As with the spring abutment means of the present invention, it is preferred that the head and the plunger of the piston end both have substantially cylindrical curved surfaces and the cylindrical curved surfaces of the head and the plunger have a substantially common axis. Again this is because the compression cylinders of spring powered gas operated weapons are generally cylindrical in nature and the symmetry of the spring abutment means of the present invention about its central axis has the effect that the spring abutment means of the present invention does not need to be specially orientated when it is located within the compression cylinder of a spring powered gas operated weapon.
It is most preferred that when the plunger is within the blind bore the body, extended boss, piston end and plunger all have a substantially common axis.

**Supplied information:**

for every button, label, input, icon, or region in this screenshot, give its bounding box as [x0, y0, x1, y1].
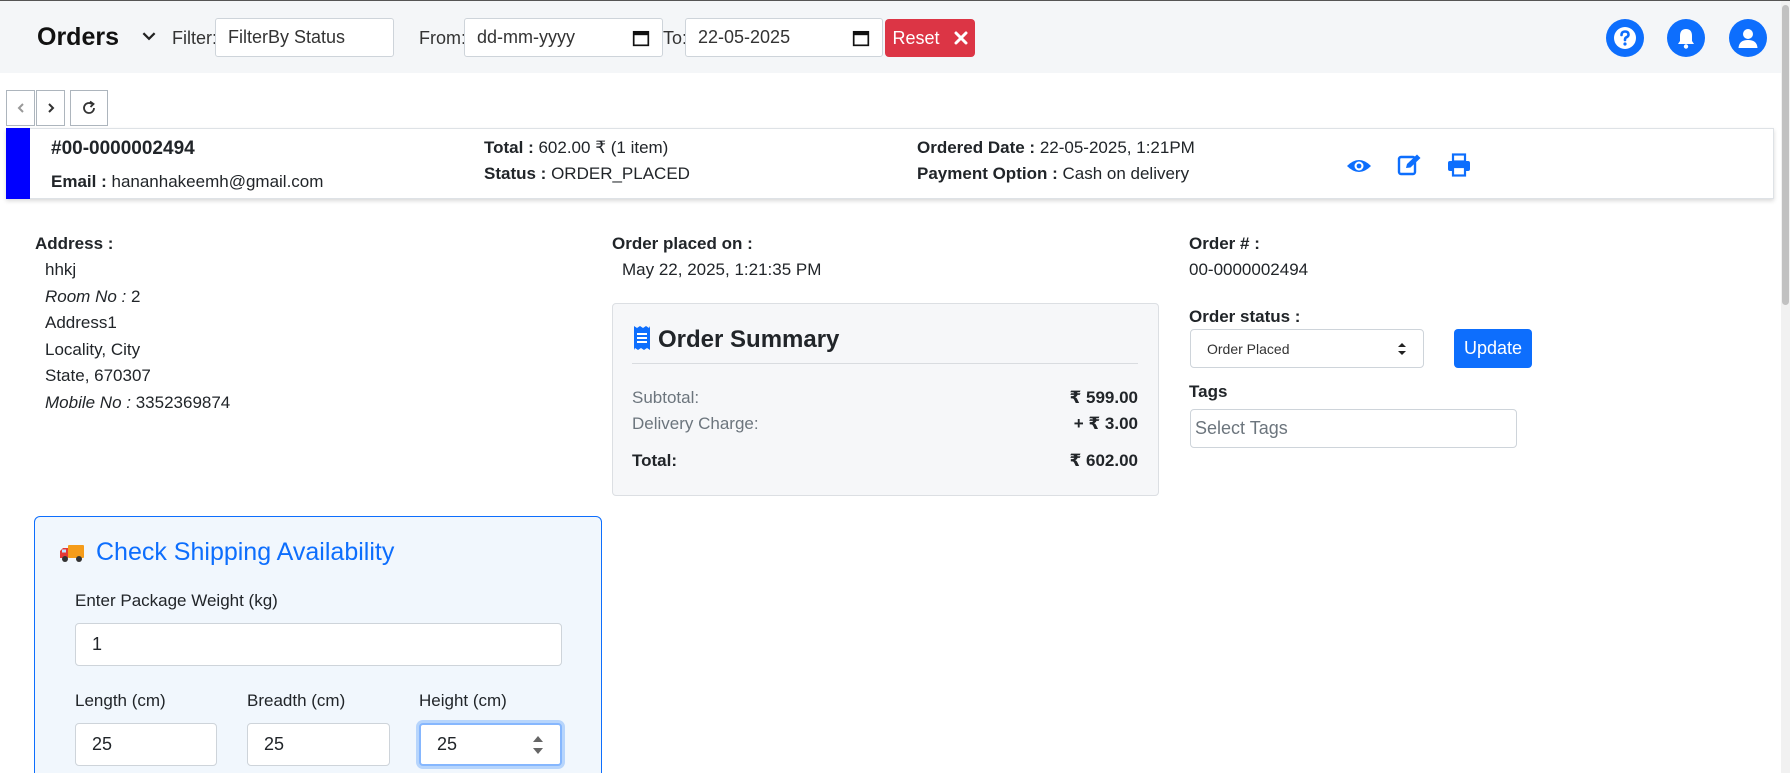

**Exercise requirements:**
a) From the excerpt on spring abutment means, list every part that the final sentence says shares a substantially common axis when the plunger is within the blind bore.
b) Write the next portion of the excerpt on spring abutment means, picking up after its final sentence.

**Results:**
a)
body
extended boss
piston end
plunger

b)
It is most preferred that the radii of the substantially cylindrical surfaces of the boss of the spring abutment means and the head of the piston end are substantially the same. In embodiments of the present invention where this is so, there is a particular benefit because it has the effect that when the piston head of the present invention is within the compression cylinder and being pushed along the compression cylinder by the decompressing spring, the substantially cylindrical faces of the boss of the spring abutment means and the head of the piston end will both be in sliding engagement with the wall of the compression cylinder so creating a double seal between the piston head and the wall of the compression cylinder. This leads to less leakage of air around the piston head than in currently known piston heads and thus a greater transfer of energy to the projectile being fired.
Such an increase in the transfer of energy to the projectile can have the result that for the same spring as would be used in connection with a known piston head in a known spring powered gas operated weapon the projectile will travel faster. Alternatively, this effect can be used to allow a manufacturer of a spring powered gas operated weapon to use a smaller and or lighter (less powerful) spring to achieve the same performance as is achieved by currently known spring powered gas operated weapons. This has the advantage that less material is used in the spring leading to cost and weight savings.
It is a particular advantage of the piston head of the present invention that because in the most preferred embodiments of the present invention both the piston end and the spring abutment means are cylindrical they can be fitted to existing spring powered gas operated weapons without the need to alter the compression cylinders of those weapons.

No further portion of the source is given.